◆ **EXTRACTED MATERIAL**:
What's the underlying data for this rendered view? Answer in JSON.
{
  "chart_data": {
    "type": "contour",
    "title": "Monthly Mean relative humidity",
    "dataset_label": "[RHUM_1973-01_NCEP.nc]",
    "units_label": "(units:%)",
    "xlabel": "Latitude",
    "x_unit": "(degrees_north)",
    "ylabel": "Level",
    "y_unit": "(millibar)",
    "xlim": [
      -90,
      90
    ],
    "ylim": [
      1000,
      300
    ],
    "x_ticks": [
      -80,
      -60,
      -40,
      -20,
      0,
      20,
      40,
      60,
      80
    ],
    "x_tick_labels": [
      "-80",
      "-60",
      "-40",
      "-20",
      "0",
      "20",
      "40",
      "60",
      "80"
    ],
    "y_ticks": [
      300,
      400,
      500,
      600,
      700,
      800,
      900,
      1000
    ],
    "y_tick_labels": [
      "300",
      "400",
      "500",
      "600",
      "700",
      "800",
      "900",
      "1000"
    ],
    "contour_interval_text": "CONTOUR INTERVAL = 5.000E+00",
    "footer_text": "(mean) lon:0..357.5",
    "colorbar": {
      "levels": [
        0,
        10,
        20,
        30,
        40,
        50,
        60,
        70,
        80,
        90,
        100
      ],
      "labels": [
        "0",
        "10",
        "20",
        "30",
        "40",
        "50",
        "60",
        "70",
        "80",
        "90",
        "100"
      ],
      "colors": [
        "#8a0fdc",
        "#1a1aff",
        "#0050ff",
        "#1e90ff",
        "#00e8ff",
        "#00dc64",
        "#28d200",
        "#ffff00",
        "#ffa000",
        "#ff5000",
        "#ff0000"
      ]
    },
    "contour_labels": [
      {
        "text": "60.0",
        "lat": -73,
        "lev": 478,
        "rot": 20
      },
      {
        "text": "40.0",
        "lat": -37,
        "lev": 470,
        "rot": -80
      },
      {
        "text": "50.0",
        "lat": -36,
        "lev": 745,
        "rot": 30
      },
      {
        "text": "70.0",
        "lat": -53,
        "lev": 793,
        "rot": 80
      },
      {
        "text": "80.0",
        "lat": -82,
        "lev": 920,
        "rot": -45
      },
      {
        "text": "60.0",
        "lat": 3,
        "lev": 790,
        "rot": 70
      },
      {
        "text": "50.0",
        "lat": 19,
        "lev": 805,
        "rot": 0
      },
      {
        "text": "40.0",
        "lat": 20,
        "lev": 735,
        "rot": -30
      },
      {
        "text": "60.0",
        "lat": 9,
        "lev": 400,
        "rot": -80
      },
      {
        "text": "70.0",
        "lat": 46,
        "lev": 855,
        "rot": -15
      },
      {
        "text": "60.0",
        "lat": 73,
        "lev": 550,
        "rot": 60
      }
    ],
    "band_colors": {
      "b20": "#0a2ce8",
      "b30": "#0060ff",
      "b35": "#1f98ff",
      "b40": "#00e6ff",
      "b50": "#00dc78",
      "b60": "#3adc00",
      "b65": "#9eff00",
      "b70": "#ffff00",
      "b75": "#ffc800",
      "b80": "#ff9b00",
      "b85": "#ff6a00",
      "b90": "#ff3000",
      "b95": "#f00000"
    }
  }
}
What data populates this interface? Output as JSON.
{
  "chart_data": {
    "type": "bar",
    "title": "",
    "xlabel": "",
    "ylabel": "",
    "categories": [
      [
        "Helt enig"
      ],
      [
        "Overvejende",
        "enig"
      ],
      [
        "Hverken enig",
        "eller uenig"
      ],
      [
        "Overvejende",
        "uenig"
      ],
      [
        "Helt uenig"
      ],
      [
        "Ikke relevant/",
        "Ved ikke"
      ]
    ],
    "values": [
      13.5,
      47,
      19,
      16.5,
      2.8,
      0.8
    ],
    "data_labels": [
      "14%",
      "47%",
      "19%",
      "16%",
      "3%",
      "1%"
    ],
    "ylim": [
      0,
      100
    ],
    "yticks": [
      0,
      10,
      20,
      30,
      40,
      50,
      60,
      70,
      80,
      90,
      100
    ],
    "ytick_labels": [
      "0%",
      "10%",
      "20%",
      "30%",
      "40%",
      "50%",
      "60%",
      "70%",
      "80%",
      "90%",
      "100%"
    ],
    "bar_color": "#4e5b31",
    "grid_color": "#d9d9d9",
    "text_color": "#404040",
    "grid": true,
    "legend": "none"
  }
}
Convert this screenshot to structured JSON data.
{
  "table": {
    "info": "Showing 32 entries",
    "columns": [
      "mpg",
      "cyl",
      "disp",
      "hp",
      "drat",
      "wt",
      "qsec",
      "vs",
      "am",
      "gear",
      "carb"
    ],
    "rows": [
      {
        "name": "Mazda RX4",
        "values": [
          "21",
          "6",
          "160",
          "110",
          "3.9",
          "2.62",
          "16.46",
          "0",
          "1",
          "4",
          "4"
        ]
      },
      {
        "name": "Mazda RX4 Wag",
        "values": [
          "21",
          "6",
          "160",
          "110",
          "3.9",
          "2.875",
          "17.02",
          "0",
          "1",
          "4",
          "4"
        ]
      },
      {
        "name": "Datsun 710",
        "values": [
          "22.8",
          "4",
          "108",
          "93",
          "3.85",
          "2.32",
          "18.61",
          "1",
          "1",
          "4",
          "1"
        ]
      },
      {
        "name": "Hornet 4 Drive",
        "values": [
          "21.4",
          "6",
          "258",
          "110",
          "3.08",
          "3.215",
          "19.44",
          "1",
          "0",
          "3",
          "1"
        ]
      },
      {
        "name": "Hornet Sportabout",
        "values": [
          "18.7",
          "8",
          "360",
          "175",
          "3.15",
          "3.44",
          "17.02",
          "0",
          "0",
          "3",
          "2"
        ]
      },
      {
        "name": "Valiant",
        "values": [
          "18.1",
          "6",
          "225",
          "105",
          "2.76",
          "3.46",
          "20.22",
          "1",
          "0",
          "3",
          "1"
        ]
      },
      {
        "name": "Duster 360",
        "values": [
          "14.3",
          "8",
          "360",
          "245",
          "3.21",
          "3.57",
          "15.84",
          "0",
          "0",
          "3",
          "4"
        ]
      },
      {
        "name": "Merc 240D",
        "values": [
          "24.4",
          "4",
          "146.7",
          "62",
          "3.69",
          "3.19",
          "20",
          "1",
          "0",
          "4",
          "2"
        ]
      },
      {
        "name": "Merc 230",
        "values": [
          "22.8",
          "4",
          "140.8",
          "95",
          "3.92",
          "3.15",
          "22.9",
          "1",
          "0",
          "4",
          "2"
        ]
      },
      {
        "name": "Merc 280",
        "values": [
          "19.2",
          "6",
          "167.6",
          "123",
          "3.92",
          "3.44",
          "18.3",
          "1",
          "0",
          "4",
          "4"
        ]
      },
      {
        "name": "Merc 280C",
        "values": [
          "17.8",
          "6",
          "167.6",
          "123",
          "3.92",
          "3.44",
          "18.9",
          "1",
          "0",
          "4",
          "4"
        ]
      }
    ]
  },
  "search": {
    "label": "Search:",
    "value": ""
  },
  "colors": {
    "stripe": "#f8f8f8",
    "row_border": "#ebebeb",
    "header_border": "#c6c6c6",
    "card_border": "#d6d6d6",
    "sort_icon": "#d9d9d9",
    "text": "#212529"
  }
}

◆ **AIM**: Return the material exactly as it stands.

◆ **RESULT OF THIS TASK**:
What's the underlying data for this rendered view? Answer in JSON.
{
  "chart_data": {
    "type": "contour",
    "title": "Monthly Mean relative humidity",
    "dataset_label": "[RHUM_1973-01_NCEP.nc]",
    "units_label": "(units:%)",
    "xlabel": "Latitude",
    "x_unit": "(degrees_north)",
    "ylabel": "Level",
    "y_unit": "(millibar)",
    "xlim": [
      -90,
      90
    ],
    "ylim": [
      1000,
      300
    ],
    "x_ticks": [
      -80,
      -60,
      -40,
      -20,
      0,
      20,
      40,
      60,
      80
    ],
    "x_tick_labels": [
      "-80",
      "-60",
      "-40",
      "-20",
      "0",
      "20",
      "40",
      "60",
      "80"
    ],
    "y_ticks": [
      300,
      400,
      500,
      600,
      700,
      800,
      900,
      1000
    ],
    "y_tick_labels": [
      "300",
      "400",
      "500",
      "600",
      "700",
      "800",
      "900",
      "1000"
    ],
    "contour_interval_text": "CONTOUR INTERVAL = 5.000E+00",
    "footer_text": "(mean) lon:0..357.5",
    "colorbar": {
      "levels": [
        0,
        10,
        20,
        30,
        40,
        50,
        60,
        70,
        80,
        90,
        100
      ],
      "labels": [
        "0",
        "10",
        "20",
        "30",
        "40",
        "50",
        "60",
        "70",
        "80",
        "90",
        "100"
      ],
      "colors": [
        "#8a0fdc",
        "#1a1aff",
        "#0050ff",
        "#1e90ff",
        "#00e8ff",
        "#00dc64",
        "#28d200",
        "#ffff00",
        "#ffa000",
        "#ff5000",
        "#ff0000"
      ]
    },
    "contour_labels": [
      {
        "text": "60.0",
        "lat": -73,
        "lev": 478,
        "rot": 20
      },
      {
        "text": "40.0",
        "lat": -37,
        "lev": 470,
        "rot": -80
      },
      {
        "text": "50.0",
        "lat": -36,
        "lev": 745,
        "rot": 30
      },
      {
        "text": "70.0",
        "lat": -53,
        "lev": 793,
        "rot": 80
      },
      {
        "text": "80.0",
        "lat": -82,
        "lev": 920,
        "rot": -45
      },
      {
        "text": "60.0",
        "lat": 3,
        "lev": 790,
        "rot": 70
      },
      {
        "text": "50.0",
        "lat": 19,
        "lev": 805,
        "rot": 0
      },
      {
        "text": "40.0",
        "lat": 20,
        "lev": 735,
        "rot": -30
      },
      {
        "text": "60.0",
        "lat": 9,
        "lev": 400,
        "rot": -80
      },
      {
        "text": "70.0",
        "lat": 46,
        "lev": 855,
        "rot": -15
      },
      {
        "text": "60.0",
        "lat": 73,
        "lev": 550,
        "rot": 60
      }
    ],
    "band_colors": {
      "b20": "#0a2ce8",
      "b30": "#0060ff",
      "b35": "#1f98ff",
      "b40": "#00e6ff",
      "b50": "#00dc78",
      "b60": "#3adc00",
      "b65": "#9eff00",
      "b70": "#ffff00",
      "b75": "#ffc800",
      "b80": "#ff9b00",
      "b85": "#ff6a00",
      "b90": "#ff3000",
      "b95": "#f00000"
    }
  }
}
What data populates this interface? Output as JSON.
{
  "chart_data": {
    "type": "bar",
    "title": "",
    "xlabel": "",
    "ylabel": "",
    "categories": [
      [
        "Helt enig"
      ],
      [
        "Overvejende",
        "enig"
      ],
      [
        "Hverken enig",
        "eller uenig"
      ],
      [
        "Overvejende",
        "uenig"
      ],
      [
        "Helt uenig"
      ],
      [
        "Ikke relevant/",
        "Ved ikke"
      ]
    ],
    "values": [
      13.5,
      47,
      19,
      16.5,
      2.8,
      0.8
    ],
    "data_labels": [
      "14%",
      "47%",
      "19%",
      "16%",
      "3%",
      "1%"
    ],
    "ylim": [
      0,
      100
    ],
    "yticks": [
      0,
      10,
      20,
      30,
      40,
      50,
      60,
      70,
      80,
      90,
      100
    ],
    "ytick_labels": [
      "0%",
      "10%",
      "20%",
      "30%",
      "40%",
      "50%",
      "60%",
      "70%",
      "80%",
      "90%",
      "100%"
    ],
    "bar_color": "#4e5b31",
    "grid_color": "#d9d9d9",
    "text_color": "#404040",
    "grid": true,
    "legend": "none"
  }
}
Convert this screenshot to structured JSON data.
{
  "table": {
    "info": "Showing 32 entries",
    "columns": [
      "mpg",
      "cyl",
      "disp",
      "hp",
      "drat",
      "wt",
      "qsec",
      "vs",
      "am",
      "gear",
      "carb"
    ],
    "rows": [
      {
        "name": "Mazda RX4",
        "values": [
          "21",
          "6",
          "160",
          "110",
          "3.9",
          "2.62",
          "16.46",
          "0",
          "1",
          "4",
          "4"
        ]
      },
      {
        "name": "Mazda RX4 Wag",
        "values": [
          "21",
          "6",
          "160",
          "110",
          "3.9",
          "2.875",
          "17.02",
          "0",
          "1",
          "4",
          "4"
        ]
      },
      {
        "name": "Datsun 710",
        "values": [
          "22.8",
          "4",
          "108",
          "93",
          "3.85",
          "2.32",
          "18.61",
          "1",
          "1",
          "4",
          "1"
        ]
      },
      {
        "name": "Hornet 4 Drive",
        "values": [
          "21.4",
          "6",
          "258",
          "110",
          "3.08",
          "3.215",
          "19.44",
          "1",
          "0",
          "3",
          "1"
        ]
      },
      {
        "name": "Hornet Sportabout",
        "values": [
          "18.7",
          "8",
          "360",
          "175",
          "3.15",
          "3.44",
          "17.02",
          "0",
          "0",
          "3",
          "2"
        ]
      },
      {
        "name": "Valiant",
        "values": [
          "18.1",
          "6",
          "225",
          "105",
          "2.76",
          "3.46",
          "20.22",
          "1",
          "0",
          "3",
          "1"
        ]
      },
      {
        "name": "Duster 360",
        "values": [
          "14.3",
          "8",
          "360",
          "245",
          "3.21",
          "3.57",
          "15.84",
          "0",
          "0",
          "3",
          "4"
        ]
      },
      {
        "name": "Merc 240D",
        "values": [
          "24.4",
          "4",
          "146.7",
          "62",
          "3.69",
          "3.19",
          "20",
          "1",
          "0",
          "4",
          "2"
        ]
      },
      {
        "name": "Merc 230",
        "values": [
          "22.8",
          "4",
          "140.8",
          "95",
          "3.92",
          "3.15",
          "22.9",
          "1",
          "0",
          "4",
          "2"
        ]
      },
      {
        "name": "Merc 280",
        "values": [
          "19.2",
          "6",
          "167.6",
          "123",
          "3.92",
          "3.44",
          "18.3",
          "1",
          "0",
          "4",
          "4"
        ]
      },
      {
        "name": "Merc 280C",
        "values": [
          "17.8",
          "6",
          "167.6",
          "123",
          "3.92",
          "3.44",
          "18.9",
          "1",
          "0",
          "4",
          "4"
        ]
      }
    ]
  },
  "search": {
    "label": "Search:",
    "value": ""
  },
  "colors": {
    "stripe": "#f8f8f8",
    "row_border": "#ebebeb",
    "header_border": "#c6c6c6",
    "card_border": "#d6d6d6",
    "sort_icon": "#d9d9d9",
    "text": "#212529"
  }
}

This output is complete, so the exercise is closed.